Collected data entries

★ ★ ★ ★ ★ ★ ★

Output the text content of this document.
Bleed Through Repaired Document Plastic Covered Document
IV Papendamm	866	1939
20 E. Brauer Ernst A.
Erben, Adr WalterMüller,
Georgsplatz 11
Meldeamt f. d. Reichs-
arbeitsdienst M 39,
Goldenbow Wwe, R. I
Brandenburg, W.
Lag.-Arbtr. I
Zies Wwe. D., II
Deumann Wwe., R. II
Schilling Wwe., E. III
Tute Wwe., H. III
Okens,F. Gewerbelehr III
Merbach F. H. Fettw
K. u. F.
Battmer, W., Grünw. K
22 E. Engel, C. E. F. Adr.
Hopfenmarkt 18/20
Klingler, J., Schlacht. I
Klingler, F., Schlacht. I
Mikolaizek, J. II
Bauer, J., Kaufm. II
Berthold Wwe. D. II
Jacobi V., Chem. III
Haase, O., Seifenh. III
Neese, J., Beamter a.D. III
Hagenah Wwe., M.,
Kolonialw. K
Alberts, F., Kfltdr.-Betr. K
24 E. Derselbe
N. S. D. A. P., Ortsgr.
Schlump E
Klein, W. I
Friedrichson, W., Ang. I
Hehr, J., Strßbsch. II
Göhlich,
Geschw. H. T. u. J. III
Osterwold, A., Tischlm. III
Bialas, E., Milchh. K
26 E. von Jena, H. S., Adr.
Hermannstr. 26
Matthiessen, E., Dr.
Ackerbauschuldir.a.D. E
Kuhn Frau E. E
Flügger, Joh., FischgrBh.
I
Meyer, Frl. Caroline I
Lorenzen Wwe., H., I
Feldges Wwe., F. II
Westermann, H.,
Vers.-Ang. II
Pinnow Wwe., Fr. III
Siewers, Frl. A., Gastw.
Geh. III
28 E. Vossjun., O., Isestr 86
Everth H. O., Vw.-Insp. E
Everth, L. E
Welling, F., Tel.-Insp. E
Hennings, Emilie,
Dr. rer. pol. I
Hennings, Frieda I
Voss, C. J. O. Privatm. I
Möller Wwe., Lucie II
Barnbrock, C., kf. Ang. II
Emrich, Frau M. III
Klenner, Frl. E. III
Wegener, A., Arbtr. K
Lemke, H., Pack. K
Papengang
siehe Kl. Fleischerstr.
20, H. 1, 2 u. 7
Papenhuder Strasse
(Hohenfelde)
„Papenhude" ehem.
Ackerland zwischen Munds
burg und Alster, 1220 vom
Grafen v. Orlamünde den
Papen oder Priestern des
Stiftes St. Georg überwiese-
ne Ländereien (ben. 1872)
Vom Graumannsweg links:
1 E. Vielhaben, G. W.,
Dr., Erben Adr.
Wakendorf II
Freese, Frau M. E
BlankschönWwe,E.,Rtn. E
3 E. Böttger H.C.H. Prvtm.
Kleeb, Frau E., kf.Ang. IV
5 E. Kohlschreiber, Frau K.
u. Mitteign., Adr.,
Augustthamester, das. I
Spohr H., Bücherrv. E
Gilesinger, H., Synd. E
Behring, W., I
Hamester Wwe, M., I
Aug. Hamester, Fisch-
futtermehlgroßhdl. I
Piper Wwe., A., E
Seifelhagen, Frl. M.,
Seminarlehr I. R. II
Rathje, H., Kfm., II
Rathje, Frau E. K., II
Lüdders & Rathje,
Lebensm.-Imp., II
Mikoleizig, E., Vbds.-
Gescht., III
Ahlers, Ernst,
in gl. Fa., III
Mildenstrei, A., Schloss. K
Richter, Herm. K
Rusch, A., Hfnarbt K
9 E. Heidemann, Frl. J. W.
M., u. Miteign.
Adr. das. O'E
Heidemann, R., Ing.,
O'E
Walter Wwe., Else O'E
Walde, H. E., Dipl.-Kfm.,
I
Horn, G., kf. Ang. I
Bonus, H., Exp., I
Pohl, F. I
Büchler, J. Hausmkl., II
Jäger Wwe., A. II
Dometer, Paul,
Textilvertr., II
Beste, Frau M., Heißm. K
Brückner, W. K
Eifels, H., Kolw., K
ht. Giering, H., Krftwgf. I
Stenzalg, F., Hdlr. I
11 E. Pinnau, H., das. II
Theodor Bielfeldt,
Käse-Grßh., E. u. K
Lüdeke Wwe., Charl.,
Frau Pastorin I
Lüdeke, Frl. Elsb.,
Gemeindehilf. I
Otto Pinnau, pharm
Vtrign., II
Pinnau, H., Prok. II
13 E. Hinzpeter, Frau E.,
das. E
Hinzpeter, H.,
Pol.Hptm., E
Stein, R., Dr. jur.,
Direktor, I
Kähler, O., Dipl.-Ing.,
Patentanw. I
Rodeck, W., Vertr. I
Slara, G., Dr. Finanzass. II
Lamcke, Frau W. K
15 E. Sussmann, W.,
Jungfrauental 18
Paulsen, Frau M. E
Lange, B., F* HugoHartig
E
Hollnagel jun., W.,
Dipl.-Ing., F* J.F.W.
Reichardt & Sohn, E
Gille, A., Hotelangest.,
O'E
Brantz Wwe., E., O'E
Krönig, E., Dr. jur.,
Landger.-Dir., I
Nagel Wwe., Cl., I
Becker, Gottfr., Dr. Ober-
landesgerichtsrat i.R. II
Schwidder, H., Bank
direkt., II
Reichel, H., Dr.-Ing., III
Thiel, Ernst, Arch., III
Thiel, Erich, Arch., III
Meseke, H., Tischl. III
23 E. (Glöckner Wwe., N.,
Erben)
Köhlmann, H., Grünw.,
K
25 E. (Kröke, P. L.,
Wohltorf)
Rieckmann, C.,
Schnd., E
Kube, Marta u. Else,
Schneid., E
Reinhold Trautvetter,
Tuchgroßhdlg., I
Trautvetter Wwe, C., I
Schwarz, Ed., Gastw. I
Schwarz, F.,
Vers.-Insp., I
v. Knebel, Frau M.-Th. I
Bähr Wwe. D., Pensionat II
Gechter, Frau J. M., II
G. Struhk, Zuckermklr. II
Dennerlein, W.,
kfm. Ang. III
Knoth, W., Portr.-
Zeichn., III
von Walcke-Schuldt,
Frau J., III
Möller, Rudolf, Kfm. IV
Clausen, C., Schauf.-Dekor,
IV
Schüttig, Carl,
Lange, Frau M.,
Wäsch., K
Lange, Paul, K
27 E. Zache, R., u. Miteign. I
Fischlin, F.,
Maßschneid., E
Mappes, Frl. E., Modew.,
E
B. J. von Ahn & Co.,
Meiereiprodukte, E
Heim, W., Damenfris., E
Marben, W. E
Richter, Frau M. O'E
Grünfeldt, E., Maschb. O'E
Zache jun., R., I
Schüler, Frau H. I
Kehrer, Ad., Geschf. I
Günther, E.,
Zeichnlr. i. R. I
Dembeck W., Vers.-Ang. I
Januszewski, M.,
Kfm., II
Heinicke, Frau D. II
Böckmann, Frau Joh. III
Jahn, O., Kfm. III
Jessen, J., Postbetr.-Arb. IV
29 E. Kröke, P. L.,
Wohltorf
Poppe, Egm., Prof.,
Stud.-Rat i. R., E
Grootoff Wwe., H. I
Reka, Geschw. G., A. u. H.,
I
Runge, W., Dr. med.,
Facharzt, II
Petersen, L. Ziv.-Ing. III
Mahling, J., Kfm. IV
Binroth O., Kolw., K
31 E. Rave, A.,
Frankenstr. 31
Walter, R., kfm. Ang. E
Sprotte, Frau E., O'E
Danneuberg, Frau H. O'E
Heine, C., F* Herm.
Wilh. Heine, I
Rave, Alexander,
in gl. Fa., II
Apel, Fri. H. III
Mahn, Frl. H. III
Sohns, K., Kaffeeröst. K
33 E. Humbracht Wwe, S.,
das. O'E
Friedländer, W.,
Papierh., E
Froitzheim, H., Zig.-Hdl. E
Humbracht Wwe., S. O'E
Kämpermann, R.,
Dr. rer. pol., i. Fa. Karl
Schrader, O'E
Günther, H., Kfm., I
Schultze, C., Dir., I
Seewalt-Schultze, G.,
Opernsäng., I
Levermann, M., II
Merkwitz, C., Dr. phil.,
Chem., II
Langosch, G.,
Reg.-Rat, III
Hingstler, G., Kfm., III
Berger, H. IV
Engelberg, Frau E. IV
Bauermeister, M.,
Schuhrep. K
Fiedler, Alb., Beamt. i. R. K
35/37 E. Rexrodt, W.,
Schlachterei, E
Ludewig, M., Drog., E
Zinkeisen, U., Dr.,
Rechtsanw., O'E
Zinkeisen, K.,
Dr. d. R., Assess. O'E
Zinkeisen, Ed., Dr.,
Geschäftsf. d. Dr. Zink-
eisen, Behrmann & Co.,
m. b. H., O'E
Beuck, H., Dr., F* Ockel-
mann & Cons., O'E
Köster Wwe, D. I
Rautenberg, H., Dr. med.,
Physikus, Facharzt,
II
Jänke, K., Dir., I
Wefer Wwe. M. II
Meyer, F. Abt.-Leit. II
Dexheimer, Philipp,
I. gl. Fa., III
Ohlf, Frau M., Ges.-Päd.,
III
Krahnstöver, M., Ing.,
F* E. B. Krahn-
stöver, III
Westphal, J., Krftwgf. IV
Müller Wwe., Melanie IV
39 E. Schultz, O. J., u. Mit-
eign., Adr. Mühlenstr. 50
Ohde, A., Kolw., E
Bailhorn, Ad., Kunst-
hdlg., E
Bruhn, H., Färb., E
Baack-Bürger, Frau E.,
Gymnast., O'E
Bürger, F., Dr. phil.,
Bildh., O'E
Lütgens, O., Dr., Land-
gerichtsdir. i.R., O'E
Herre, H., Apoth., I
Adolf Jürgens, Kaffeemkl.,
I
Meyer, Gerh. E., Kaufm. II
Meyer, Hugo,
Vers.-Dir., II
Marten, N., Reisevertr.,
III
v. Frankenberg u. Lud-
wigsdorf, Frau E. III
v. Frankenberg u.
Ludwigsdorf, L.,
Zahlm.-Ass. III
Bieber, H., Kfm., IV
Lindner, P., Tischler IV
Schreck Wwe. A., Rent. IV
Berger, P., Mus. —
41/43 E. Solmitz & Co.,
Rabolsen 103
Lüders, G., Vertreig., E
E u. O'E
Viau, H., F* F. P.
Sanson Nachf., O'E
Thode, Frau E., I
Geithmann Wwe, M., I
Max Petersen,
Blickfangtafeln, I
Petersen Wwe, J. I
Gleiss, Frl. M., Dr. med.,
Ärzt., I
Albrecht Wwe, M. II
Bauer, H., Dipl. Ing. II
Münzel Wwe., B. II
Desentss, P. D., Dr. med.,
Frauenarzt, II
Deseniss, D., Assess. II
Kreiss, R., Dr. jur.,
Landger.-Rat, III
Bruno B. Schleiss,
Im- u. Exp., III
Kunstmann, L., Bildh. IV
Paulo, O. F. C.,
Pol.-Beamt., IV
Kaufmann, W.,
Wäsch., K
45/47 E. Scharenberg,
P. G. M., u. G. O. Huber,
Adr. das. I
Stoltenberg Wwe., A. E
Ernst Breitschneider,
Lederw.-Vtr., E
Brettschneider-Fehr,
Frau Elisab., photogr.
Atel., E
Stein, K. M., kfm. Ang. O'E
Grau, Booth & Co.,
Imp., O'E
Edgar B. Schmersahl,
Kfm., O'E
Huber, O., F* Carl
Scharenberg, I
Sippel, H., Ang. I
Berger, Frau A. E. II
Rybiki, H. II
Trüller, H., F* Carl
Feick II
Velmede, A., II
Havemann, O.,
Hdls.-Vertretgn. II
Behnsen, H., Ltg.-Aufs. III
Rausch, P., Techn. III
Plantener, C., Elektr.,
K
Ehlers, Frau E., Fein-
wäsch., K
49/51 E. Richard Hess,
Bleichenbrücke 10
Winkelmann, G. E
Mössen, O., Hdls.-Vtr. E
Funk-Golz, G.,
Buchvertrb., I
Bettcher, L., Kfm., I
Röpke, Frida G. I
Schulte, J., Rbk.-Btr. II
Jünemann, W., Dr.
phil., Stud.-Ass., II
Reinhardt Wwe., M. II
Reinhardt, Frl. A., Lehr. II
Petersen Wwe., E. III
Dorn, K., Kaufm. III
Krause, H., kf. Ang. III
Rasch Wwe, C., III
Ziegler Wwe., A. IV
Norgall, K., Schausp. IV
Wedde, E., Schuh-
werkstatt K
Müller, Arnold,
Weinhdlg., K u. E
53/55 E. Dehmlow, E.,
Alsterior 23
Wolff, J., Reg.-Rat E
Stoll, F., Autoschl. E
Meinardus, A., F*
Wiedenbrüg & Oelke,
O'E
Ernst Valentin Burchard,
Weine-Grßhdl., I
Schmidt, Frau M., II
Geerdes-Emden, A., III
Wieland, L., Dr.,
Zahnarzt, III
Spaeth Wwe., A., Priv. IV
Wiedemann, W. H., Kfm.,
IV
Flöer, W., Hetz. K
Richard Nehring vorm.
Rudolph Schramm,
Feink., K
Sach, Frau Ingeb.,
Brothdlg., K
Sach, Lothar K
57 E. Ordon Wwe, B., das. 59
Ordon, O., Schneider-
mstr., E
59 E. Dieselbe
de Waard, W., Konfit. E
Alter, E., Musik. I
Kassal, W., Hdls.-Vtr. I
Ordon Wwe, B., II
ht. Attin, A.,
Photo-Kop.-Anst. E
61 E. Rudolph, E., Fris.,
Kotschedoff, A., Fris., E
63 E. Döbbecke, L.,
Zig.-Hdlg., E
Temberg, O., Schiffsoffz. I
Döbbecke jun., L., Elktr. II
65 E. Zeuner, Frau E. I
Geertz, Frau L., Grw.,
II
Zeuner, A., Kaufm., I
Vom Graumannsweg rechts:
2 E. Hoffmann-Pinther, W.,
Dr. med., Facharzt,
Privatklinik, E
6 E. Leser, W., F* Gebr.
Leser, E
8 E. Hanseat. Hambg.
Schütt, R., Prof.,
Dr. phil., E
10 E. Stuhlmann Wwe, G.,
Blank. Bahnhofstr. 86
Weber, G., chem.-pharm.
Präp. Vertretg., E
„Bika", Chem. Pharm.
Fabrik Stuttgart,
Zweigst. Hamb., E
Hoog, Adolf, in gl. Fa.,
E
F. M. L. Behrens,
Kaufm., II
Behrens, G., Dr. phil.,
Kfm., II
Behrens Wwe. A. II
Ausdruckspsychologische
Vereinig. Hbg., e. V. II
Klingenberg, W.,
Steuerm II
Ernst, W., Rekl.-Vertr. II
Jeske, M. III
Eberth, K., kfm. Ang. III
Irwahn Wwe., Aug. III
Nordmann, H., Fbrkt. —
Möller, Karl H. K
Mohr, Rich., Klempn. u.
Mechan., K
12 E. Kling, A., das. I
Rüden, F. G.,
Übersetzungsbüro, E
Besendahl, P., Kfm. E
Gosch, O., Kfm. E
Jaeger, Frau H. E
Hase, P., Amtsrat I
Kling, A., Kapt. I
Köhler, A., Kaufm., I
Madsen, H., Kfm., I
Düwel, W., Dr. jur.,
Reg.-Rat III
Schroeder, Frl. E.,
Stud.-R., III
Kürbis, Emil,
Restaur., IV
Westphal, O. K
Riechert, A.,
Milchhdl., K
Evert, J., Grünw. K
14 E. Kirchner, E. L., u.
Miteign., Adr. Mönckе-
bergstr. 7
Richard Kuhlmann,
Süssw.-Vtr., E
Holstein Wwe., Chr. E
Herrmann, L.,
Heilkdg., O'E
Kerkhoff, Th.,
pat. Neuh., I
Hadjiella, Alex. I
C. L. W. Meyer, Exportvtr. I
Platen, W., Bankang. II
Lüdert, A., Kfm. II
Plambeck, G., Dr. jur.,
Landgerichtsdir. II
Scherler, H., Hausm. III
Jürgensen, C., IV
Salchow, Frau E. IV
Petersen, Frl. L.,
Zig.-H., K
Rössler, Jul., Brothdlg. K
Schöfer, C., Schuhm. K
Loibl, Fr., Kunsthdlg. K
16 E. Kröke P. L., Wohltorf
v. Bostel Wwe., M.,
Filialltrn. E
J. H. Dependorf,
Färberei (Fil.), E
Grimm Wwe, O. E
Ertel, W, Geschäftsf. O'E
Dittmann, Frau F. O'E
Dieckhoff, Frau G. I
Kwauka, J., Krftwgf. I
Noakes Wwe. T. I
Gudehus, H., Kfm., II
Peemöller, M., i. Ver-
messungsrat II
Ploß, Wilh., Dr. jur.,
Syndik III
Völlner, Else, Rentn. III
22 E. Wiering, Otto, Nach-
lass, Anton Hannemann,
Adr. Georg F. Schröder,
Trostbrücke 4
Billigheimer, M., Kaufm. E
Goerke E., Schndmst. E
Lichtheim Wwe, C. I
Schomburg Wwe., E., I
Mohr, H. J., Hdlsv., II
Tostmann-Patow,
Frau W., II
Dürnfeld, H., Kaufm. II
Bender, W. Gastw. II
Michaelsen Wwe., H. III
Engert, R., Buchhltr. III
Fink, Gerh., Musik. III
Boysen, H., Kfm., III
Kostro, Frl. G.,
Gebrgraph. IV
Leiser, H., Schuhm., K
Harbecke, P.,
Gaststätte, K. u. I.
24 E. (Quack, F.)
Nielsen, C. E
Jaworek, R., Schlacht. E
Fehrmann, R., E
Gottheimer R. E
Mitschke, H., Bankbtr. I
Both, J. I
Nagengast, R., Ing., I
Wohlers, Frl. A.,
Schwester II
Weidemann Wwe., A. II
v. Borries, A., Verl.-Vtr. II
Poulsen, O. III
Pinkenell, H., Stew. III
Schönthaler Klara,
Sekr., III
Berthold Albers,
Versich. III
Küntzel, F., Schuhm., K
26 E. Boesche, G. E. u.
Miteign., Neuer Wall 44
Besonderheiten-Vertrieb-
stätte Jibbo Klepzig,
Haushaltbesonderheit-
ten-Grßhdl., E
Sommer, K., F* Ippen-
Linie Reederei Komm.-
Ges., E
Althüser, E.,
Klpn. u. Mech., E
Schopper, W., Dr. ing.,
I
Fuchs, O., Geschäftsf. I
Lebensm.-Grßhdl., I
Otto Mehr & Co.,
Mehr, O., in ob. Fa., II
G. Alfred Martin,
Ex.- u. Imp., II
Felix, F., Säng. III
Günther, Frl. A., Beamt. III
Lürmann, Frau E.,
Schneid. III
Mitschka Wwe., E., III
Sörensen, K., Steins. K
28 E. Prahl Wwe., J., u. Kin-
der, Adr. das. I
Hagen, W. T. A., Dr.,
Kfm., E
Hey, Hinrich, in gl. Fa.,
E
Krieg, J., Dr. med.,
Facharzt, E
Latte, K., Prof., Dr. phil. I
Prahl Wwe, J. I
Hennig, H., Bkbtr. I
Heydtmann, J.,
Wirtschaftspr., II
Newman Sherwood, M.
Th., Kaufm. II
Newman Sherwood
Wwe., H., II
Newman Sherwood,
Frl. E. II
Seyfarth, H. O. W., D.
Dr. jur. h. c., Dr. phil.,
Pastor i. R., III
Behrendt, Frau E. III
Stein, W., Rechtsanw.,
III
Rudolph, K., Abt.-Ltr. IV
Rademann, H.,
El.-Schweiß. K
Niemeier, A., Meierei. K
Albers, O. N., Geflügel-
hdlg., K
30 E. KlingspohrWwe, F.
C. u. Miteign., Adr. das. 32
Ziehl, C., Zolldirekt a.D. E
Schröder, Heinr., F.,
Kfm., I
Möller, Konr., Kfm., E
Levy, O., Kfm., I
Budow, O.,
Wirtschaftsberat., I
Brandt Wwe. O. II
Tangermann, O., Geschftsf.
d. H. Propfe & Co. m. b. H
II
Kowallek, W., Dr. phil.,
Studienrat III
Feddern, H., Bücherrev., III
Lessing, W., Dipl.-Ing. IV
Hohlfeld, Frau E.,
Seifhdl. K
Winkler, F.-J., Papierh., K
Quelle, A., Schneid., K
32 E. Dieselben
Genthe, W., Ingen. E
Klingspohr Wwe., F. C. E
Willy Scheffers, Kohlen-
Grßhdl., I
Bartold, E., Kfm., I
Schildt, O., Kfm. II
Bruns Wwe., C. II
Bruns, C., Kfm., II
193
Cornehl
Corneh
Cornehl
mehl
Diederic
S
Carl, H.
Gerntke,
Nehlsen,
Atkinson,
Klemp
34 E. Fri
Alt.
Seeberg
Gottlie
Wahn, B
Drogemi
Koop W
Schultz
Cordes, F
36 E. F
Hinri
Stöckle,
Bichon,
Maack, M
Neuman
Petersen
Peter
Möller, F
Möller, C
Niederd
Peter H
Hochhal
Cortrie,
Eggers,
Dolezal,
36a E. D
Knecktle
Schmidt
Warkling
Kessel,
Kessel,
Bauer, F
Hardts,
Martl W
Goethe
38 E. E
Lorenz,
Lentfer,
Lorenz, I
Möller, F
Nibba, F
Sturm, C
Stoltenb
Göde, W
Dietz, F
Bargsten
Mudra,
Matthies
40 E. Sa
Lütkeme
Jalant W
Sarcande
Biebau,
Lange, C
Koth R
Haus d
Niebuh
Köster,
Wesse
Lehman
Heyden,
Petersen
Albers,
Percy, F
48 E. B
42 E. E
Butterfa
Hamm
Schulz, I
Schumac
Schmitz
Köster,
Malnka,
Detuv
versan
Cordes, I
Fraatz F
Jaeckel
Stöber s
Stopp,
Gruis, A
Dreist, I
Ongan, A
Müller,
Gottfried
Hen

★ ★ ★ ★ ★ ★ ★

STATED GOAL - Report all lines of the material that contain the word "Albers".

EXERCISE SOLUTION -
Berthold Albers,
Albers, O. N., Geflügel-
Albers,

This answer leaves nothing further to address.